▸ AVAILABLE DATA

________________

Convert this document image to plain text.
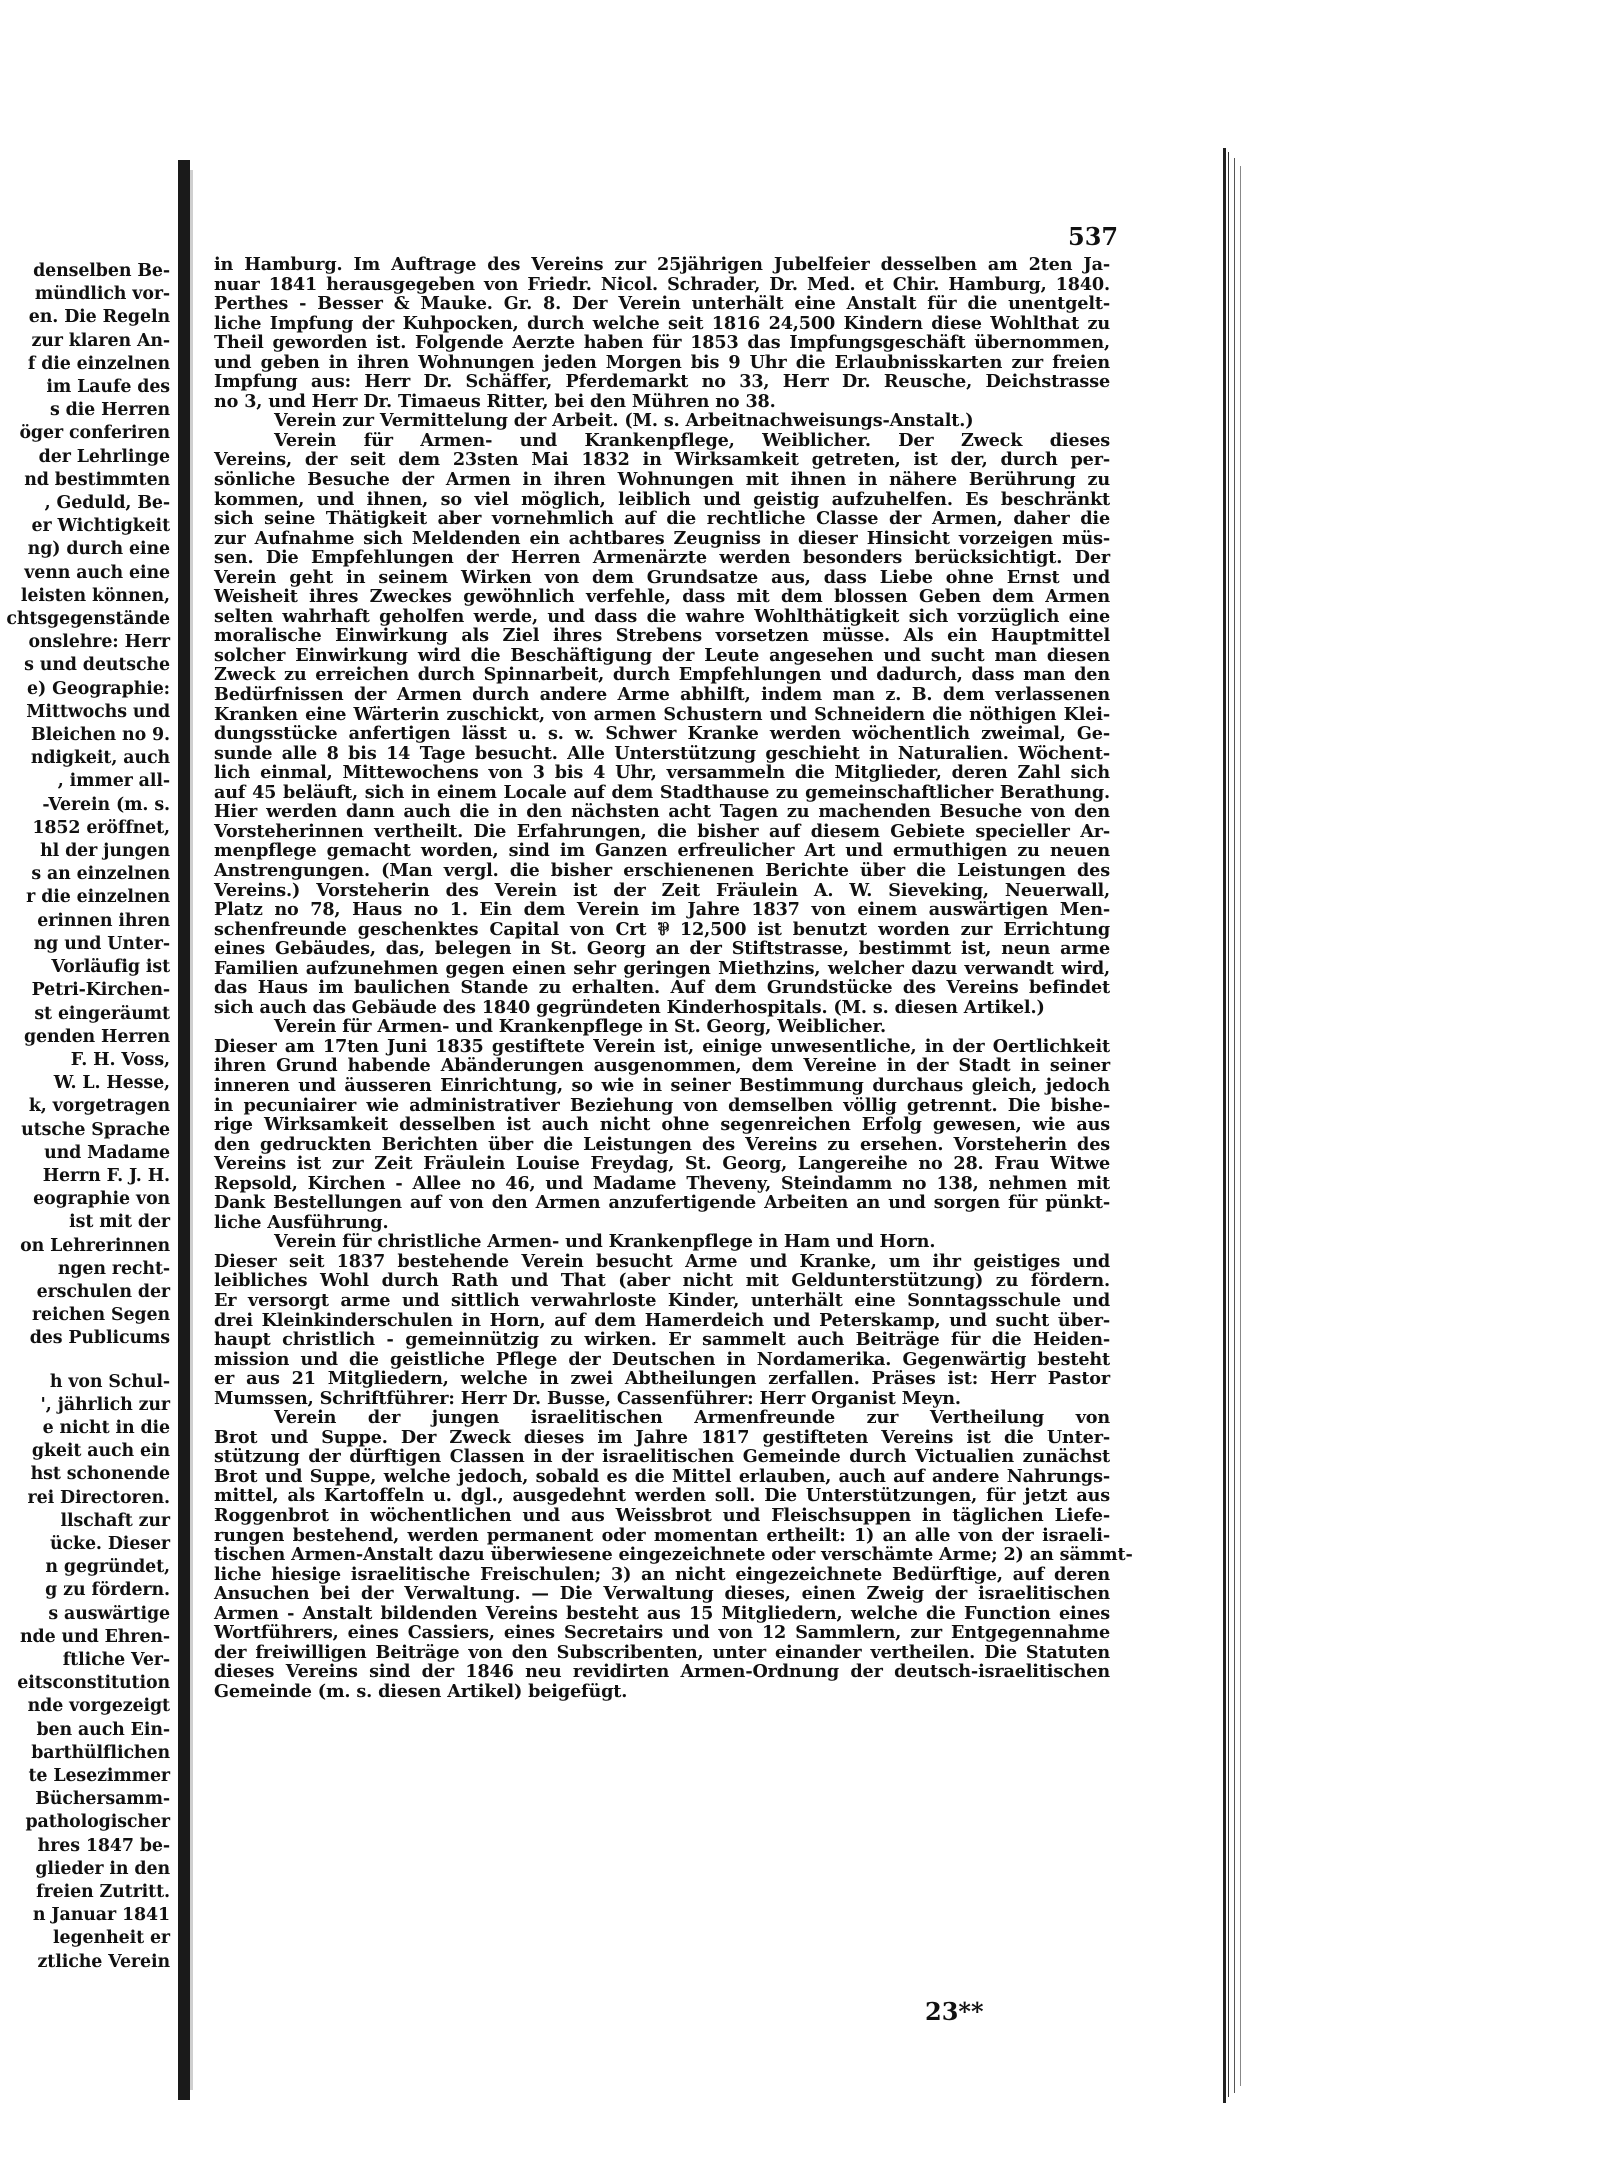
denselben Be-
mündlich vor-
en. Die Regeln
zur klaren An-
f die einzelnen
im Laufe des
s die Herren
öger conferiren
der Lehrlinge
nd bestimmten
, Geduld, Be-
er Wichtigkeit
ng) durch eine
venn auch eine
leisten können,
chtsgegenstände
onslehre: Herr
s und deutsche
e) Geographie:
Mittwochs und
Bleichen no 9.
ndigkeit, auch
, immer all-
-Verein (m. s.
1852 eröffnet,
hl der jungen
s an einzelnen
r die einzelnen
erinnen ihren
ng und Unter-
Vorläufig ist
Petri-Kirchen-
st eingeräumt
genden Herren
F. H. Voss,
W. L. Hesse,
k, vorgetragen
utsche Sprache
und Madame
Herrn F. J. H.
eographie von
ist mit der
on Lehrerinnen
ngen recht-
erschulen der
reichen Segen
des Publicums
h von Schul-
', jährlich zur
e nicht in die
gkeit auch ein
hst schonende
rei Directoren.
llschaft zur
ücke. Dieser
n gegründet,
g zu fördern.
s auswärtige
nde und Ehren-
ftliche Ver-
eitsconstitution
nde vorgezeigt
ben auch Ein-
barthülflichen
te Lesezimmer
Büchersamm-
pathologischer
hres 1847 be-
glieder in den
freien Zutritt.
n Januar 1841
legenheit er
ztliche Verein
537
in Hamburg. Im Auftrage des Vereins zur 25jährigen Jubelfeier desselben am 2ten Ja-
nuar 1841 herausgegeben von Friedr. Nicol. Schrader, Dr. Med. et Chir. Hamburg, 1840.
Perthes - Besser & Mauke. Gr. 8. Der Verein unterhält eine Anstalt für die unentgelt-
liche Impfung der Kuhpocken, durch welche seit 1816 24,500 Kindern diese Wohlthat zu
Theil geworden ist. Folgende Aerzte haben für 1853 das Impfungsgeschäft übernommen,
und geben in ihren Wohnungen jeden Morgen bis 9 Uhr die Erlaubnisskarten zur freien
Impfung aus: Herr Dr. Schäffer, Pferdemarkt no 33, Herr Dr. Reusche, Deichstrasse
no 3, und Herr Dr. Timaeus Ritter, bei den Mühren no 38.
Verein zur Vermittelung der Arbeit. (M. s. Arbeitnachweisungs-Anstalt.)
Verein für Armen- und Krankenpflege, Weiblicher. Der Zweck dieses
Vereins, der seit dem 23sten Mai 1832 in Wirksamkeit getreten, ist der, durch per-
sönliche Besuche der Armen in ihren Wohnungen mit ihnen in nähere Berührung zu
kommen, und ihnen, so viel möglich, leiblich und geistig aufzuhelfen. Es beschränkt
sich seine Thätigkeit aber vornehmlich auf die rechtliche Classe der Armen, daher die
zur Aufnahme sich Meldenden ein achtbares Zeugniss in dieser Hinsicht vorzeigen müs-
sen. Die Empfehlungen der Herren Armenärzte werden besonders berücksichtigt. Der
Verein geht in seinem Wirken von dem Grundsatze aus, dass Liebe ohne Ernst und
Weisheit ihres Zweckes gewöhnlich verfehle, dass mit dem blossen Geben dem Armen
selten wahrhaft geholfen werde, und dass die wahre Wohlthätigkeit sich vorzüglich eine
moralische Einwirkung als Ziel ihres Strebens vorsetzen müsse. Als ein Hauptmittel
solcher Einwirkung wird die Beschäftigung der Leute angesehen und sucht man diesen
Zweck zu erreichen durch Spinnarbeit, durch Empfehlungen und dadurch, dass man den
Bedürfnissen der Armen durch andere Arme abhilft, indem man z. B. dem verlassenen
Kranken eine Wärterin zuschickt, von armen Schustern und Schneidern die nöthigen Klei-
dungsstücke anfertigen lässt u. s. w. Schwer Kranke werden wöchentlich zweimal, Ge-
sunde alle 8 bis 14 Tage besucht. Alle Unterstützung geschieht in Naturalien. Wöchent-
lich einmal, Mittewochens von 3 bis 4 Uhr, versammeln die Mitglieder, deren Zahl sich
auf 45 beläuft, sich in einem Locale auf dem Stadthause zu gemeinschaftlicher Berathung.
Hier werden dann auch die in den nächsten acht Tagen zu machenden Besuche von den
Vorsteherinnen vertheilt. Die Erfahrungen, die bisher auf diesem Gebiete specieller Ar-
menpflege gemacht worden, sind im Ganzen erfreulicher Art und ermuthigen zu neuen
Anstrengungen. (Man vergl. die bisher erschienenen Berichte über die Leistungen des
Vereins.) Vorsteherin des Verein ist der Zeit Fräulein A. W. Sieveking, Neuerwall,
Platz no 78, Haus no 1. Ein dem Verein im Jahre 1837 von einem auswärtigen Men-
schenfreunde geschenktes Capital von Crt ⅌ 12,500 ist benutzt worden zur Errichtung
eines Gebäudes, das, belegen in St. Georg an der Stiftstrasse, bestimmt ist, neun arme
Familien aufzunehmen gegen einen sehr geringen Miethzins, welcher dazu verwandt wird,
das Haus im baulichen Stande zu erhalten. Auf dem Grundstücke des Vereins befindet
sich auch das Gebäude des 1840 gegründeten Kinderhospitals. (M. s. diesen Artikel.)
Verein für Armen- und Krankenpflege in St. Georg, Weiblicher.
Dieser am 17ten Juni 1835 gestiftete Verein ist, einige unwesentliche, in der Oertlichkeit
ihren Grund habende Abänderungen ausgenommen, dem Vereine in der Stadt in seiner
inneren und äusseren Einrichtung, so wie in seiner Bestimmung durchaus gleich, jedoch
in pecuniairer wie administrativer Beziehung von demselben völlig getrennt. Die bishe-
rige Wirksamkeit desselben ist auch nicht ohne segenreichen Erfolg gewesen, wie aus
den gedruckten Berichten über die Leistungen des Vereins zu ersehen. Vorsteherin des
Vereins ist zur Zeit Fräulein Louise Freydag, St. Georg, Langereihe no 28. Frau Witwe
Repsold, Kirchen - Allee no 46, und Madame Theveny, Steindamm no 138, nehmen mit
Dank Bestellungen auf von den Armen anzufertigende Arbeiten an und sorgen für pünkt-
liche Ausführung.
Verein für christliche Armen- und Krankenpflege in Ham und Horn.
Dieser seit 1837 bestehende Verein besucht Arme und Kranke, um ihr geistiges und
leibliches Wohl durch Rath und That (aber nicht mit Geldunterstützung) zu fördern.
Er versorgt arme und sittlich verwahrloste Kinder, unterhält eine Sonntagsschule und
drei Kleinkinderschulen in Horn, auf dem Hamerdeich und Peterskamp, und sucht über-
haupt christlich - gemeinnützig zu wirken. Er sammelt auch Beiträge für die Heiden-
mission und die geistliche Pflege der Deutschen in Nordamerika. Gegenwärtig besteht
er aus 21 Mitgliedern, welche in zwei Abtheilungen zerfallen. Präses ist: Herr Pastor
Mumssen, Schriftführer: Herr Dr. Busse, Cassenführer: Herr Organist Meyn.
Verein der jungen israelitischen Armenfreunde zur Vertheilung von
Brot und Suppe. Der Zweck dieses im Jahre 1817 gestifteten Vereins ist die Unter-
stützung der dürftigen Classen in der israelitischen Gemeinde durch Victualien zunächst
Brot und Suppe, welche jedoch, sobald es die Mittel erlauben, auch auf andere Nahrungs-
mittel, als Kartoffeln u. dgl., ausgedehnt werden soll. Die Unterstützungen, für jetzt aus
Roggenbrot in wöchentlichen und aus Weissbrot und Fleischsuppen in täglichen Liefe-
rungen bestehend, werden permanent oder momentan ertheilt: 1) an alle von der israeli-
tischen Armen-Anstalt dazu überwiesene eingezeichnete oder verschämte Arme; 2) an sämmt-
liche hiesige israelitische Freischulen; 3) an nicht eingezeichnete Bedürftige, auf deren
Ansuchen bei der Verwaltung. — Die Verwaltung dieses, einen Zweig der israelitischen
Armen - Anstalt bildenden Vereins besteht aus 15 Mitgliedern, welche die Function eines
Wortführers, eines Cassiers, eines Secretairs und von 12 Sammlern, zur Entgegennahme
der freiwilligen Beiträge von den Subscribenten, unter einander vertheilen. Die Statuten
dieses Vereins sind der 1846 neu revidirten Armen-Ordnung der deutsch-israelitischen
Gemeinde (m. s. diesen Artikel) beigefügt.
23**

________________

▸ WHAT THIS TASK INVOLVES
Would you please work out how many lines of the data hold "Hamburg"? Reply with the number alone.

▸ WRITTEN REPLY
2